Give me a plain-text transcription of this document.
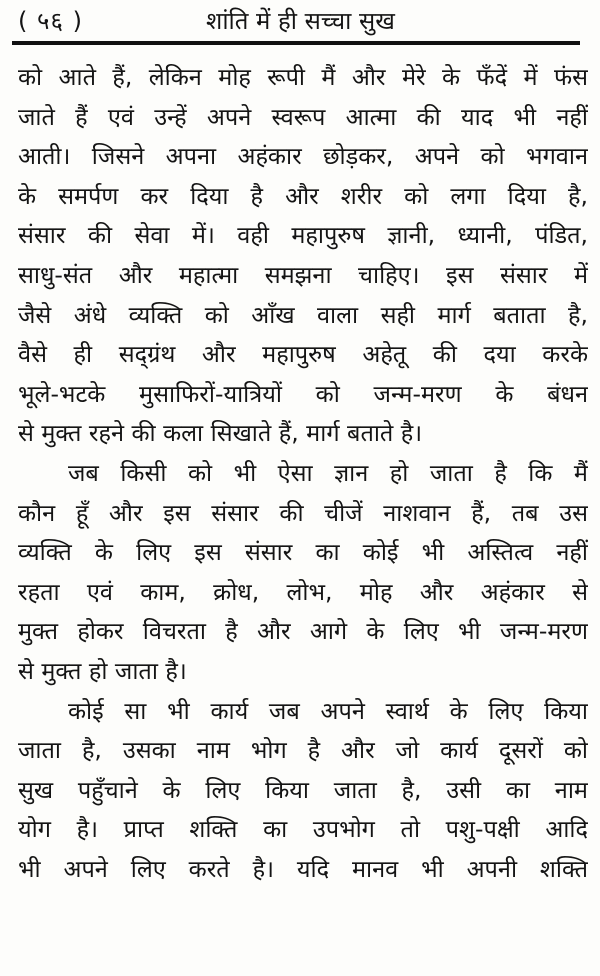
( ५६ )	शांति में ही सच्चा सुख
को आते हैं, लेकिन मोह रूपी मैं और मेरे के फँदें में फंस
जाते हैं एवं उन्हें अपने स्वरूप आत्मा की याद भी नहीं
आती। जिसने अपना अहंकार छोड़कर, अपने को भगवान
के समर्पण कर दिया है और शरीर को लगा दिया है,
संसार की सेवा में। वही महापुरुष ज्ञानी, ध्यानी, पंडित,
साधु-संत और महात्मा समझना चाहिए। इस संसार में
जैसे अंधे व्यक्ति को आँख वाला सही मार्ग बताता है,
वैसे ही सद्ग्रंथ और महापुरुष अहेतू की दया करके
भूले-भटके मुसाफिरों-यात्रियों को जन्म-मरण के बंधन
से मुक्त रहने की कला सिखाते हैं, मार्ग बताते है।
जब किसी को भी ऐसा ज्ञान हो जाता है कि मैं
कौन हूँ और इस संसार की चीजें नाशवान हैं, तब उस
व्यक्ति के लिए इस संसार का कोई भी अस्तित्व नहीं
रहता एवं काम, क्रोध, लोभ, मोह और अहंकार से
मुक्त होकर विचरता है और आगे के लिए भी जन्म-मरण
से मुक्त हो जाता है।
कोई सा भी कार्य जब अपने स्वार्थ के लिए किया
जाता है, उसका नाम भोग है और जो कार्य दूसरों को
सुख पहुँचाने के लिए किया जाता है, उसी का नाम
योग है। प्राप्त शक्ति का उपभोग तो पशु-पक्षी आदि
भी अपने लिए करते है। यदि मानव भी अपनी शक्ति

Your goal -
Repeat all the data as it stands, dropping any images it holds.

Complete answer -
Give me a plain-text transcription of this document.
( ५६ )	शांति में ही सच्चा सुख
को आते हैं, लेकिन मोह रूपी मैं और मेरे के फँदें में फंस
जाते हैं एवं उन्हें अपने स्वरूप आत्मा की याद भी नहीं
आती। जिसने अपना अहंकार छोड़कर, अपने को भगवान
के समर्पण कर दिया है और शरीर को लगा दिया है,
संसार की सेवा में। वही महापुरुष ज्ञानी, ध्यानी, पंडित,
साधु-संत और महात्मा समझना चाहिए। इस संसार में
जैसे अंधे व्यक्ति को आँख वाला सही मार्ग बताता है,
वैसे ही सद्ग्रंथ और महापुरुष अहेतू की दया करके
भूले-भटके मुसाफिरों-यात्रियों को जन्म-मरण के बंधन
से मुक्त रहने की कला सिखाते हैं, मार्ग बताते है।
जब किसी को भी ऐसा ज्ञान हो जाता है कि मैं
कौन हूँ और इस संसार की चीजें नाशवान हैं, तब उस
व्यक्ति के लिए इस संसार का कोई भी अस्तित्व नहीं
रहता एवं काम, क्रोध, लोभ, मोह और अहंकार से
मुक्त होकर विचरता है और आगे के लिए भी जन्म-मरण
से मुक्त हो जाता है।
कोई सा भी कार्य जब अपने स्वार्थ के लिए किया
जाता है, उसका नाम भोग है और जो कार्य दूसरों को
सुख पहुँचाने के लिए किया जाता है, उसी का नाम
योग है। प्राप्त शक्ति का उपभोग तो पशु-पक्षी आदि
भी अपने लिए करते है। यदि मानव भी अपनी शक्ति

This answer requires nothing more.